- Set problem:
Return every record verbatim.

*****

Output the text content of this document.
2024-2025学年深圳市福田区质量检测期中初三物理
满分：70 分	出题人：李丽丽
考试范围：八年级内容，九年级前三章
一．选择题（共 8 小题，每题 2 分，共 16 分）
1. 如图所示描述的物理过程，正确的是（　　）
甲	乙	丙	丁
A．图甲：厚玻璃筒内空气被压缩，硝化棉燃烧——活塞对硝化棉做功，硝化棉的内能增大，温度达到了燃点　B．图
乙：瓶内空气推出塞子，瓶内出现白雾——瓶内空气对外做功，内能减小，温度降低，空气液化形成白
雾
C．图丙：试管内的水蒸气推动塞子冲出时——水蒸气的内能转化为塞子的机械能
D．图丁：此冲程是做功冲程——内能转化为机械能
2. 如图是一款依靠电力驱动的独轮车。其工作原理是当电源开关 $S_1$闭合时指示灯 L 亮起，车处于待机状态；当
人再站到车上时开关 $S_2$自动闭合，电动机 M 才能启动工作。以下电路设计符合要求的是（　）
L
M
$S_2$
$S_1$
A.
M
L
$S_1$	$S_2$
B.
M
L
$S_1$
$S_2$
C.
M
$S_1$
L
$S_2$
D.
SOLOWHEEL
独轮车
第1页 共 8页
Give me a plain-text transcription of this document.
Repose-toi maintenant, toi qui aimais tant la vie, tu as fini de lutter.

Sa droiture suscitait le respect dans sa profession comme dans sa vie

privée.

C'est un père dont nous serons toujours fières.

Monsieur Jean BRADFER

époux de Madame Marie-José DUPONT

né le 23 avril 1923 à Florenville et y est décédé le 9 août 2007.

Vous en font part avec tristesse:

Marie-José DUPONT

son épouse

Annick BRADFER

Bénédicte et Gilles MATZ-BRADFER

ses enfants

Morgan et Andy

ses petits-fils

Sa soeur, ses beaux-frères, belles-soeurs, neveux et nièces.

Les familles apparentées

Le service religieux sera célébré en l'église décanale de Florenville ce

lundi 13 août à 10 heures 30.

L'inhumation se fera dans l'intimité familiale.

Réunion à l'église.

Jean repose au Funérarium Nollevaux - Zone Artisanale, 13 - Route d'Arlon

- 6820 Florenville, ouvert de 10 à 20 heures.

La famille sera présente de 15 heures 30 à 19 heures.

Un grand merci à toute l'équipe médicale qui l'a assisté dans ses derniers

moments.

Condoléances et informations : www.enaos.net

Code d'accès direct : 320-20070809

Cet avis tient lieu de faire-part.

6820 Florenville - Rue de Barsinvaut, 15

*****

- The result:
Output the text content of this document.
2024-2025学年深圳市福田区质量检测期中初三物理
满分：70 分	出题人：李丽丽
考试范围：八年级内容，九年级前三章
一．选择题（共 8 小题，每题 2 分，共 16 分）
1. 如图所示描述的物理过程，正确的是（　　）
甲	乙	丙	丁
A．图甲：厚玻璃筒内空气被压缩，硝化棉燃烧——活塞对硝化棉做功，硝化棉的内能增大，温度达到了燃点　B．图
乙：瓶内空气推出塞子，瓶内出现白雾——瓶内空气对外做功，内能减小，温度降低，空气液化形成白
雾
C．图丙：试管内的水蒸气推动塞子冲出时——水蒸气的内能转化为塞子的机械能
D．图丁：此冲程是做功冲程——内能转化为机械能
2. 如图是一款依靠电力驱动的独轮车。其工作原理是当电源开关 $S_1$闭合时指示灯 L 亮起，车处于待机状态；当
人再站到车上时开关 $S_2$自动闭合，电动机 M 才能启动工作。以下电路设计符合要求的是（　）
L
M
$S_2$
$S_1$
A.
M
L
$S_1$	$S_2$
B.
M
L
$S_1$
$S_2$
C.
M
$S_1$
L
$S_2$
D.
SOLOWHEEL
独轮车
第1页 共 8页
Give me a plain-text transcription of this document.
Repose-toi maintenant, toi qui aimais tant la vie, tu as fini de lutter.

Sa droiture suscitait le respect dans sa profession comme dans sa vie

privée.

C'est un père dont nous serons toujours fières.

Monsieur Jean BRADFER

époux de Madame Marie-José DUPONT

né le 23 avril 1923 à Florenville et y est décédé le 9 août 2007.

Vous en font part avec tristesse:

Marie-José DUPONT

son épouse

Annick BRADFER

Bénédicte et Gilles MATZ-BRADFER

ses enfants

Morgan et Andy

ses petits-fils

Sa soeur, ses beaux-frères, belles-soeurs, neveux et nièces.

Les familles apparentées

Le service religieux sera célébré en l'église décanale de Florenville ce

lundi 13 août à 10 heures 30.

L'inhumation se fera dans l'intimité familiale.

Réunion à l'église.

Jean repose au Funérarium Nollevaux - Zone Artisanale, 13 - Route d'Arlon

- 6820 Florenville, ouvert de 10 à 20 heures.

La famille sera présente de 15 heures 30 à 19 heures.

Un grand merci à toute l'équipe médicale qui l'a assisté dans ses derniers

moments.

Condoléances et informations : www.enaos.net

Code d'accès direct : 320-20070809

Cet avis tient lieu de faire-part.

6820 Florenville - Rue de Barsinvaut, 15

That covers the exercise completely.